Goal of the exercise> Rewrite these records with every occurrence of "Group" replaced by "Category" and everything else left unchanged.

Items>
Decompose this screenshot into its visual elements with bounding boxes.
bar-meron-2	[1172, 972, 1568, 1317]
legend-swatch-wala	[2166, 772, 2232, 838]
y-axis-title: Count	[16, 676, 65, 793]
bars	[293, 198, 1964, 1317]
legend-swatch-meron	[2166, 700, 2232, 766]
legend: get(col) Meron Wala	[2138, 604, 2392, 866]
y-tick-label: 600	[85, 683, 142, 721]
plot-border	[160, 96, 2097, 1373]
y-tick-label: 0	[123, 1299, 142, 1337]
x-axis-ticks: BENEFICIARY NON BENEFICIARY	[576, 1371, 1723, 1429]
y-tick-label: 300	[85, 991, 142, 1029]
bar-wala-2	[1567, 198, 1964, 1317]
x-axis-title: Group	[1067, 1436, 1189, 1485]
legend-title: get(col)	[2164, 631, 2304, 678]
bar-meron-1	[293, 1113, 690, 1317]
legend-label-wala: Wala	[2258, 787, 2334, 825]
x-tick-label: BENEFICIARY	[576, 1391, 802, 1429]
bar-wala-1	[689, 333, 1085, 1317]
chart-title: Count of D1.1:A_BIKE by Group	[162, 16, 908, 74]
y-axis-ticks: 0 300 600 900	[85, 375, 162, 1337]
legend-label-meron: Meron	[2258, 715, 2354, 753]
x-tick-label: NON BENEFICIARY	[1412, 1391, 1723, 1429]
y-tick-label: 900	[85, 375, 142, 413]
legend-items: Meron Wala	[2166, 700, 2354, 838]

The completed task>
Decompose this screenshot into its visual elements with bounding boxes.
bar-meron-2	[1172, 972, 1568, 1317]
legend-swatch-wala	[2166, 772, 2232, 838]
y-axis-title: Count	[16, 676, 65, 793]
bars	[293, 198, 1964, 1317]
legend-swatch-meron	[2166, 700, 2232, 766]
legend: get(col) Meron Wala	[2138, 604, 2392, 866]
y-tick-label: 600	[85, 683, 142, 721]
plot-border	[160, 96, 2097, 1373]
y-tick-label: 0	[123, 1299, 142, 1337]
x-axis-ticks: BENEFICIARY NON BENEFICIARY	[576, 1371, 1723, 1429]
y-tick-label: 300	[85, 991, 142, 1029]
bar-wala-2	[1567, 198, 1964, 1317]
x-axis-title: Category	[1067, 1436, 1189, 1485]
legend-title: get(col)	[2164, 631, 2304, 678]
bar-meron-1	[293, 1113, 690, 1317]
legend-label-wala: Wala	[2258, 787, 2334, 825]
x-tick-label: BENEFICIARY	[576, 1391, 802, 1429]
bar-wala-1	[689, 333, 1085, 1317]
chart-title: Count of D1.1:A_BIKE by Category	[162, 16, 908, 74]
y-axis-ticks: 0 300 600 900	[85, 375, 162, 1337]
legend-label-meron: Meron	[2258, 715, 2354, 753]
x-tick-label: NON BENEFICIARY	[1412, 1391, 1723, 1429]
y-tick-label: 900	[85, 375, 142, 413]
legend-items: Meron Wala	[2166, 700, 2354, 838]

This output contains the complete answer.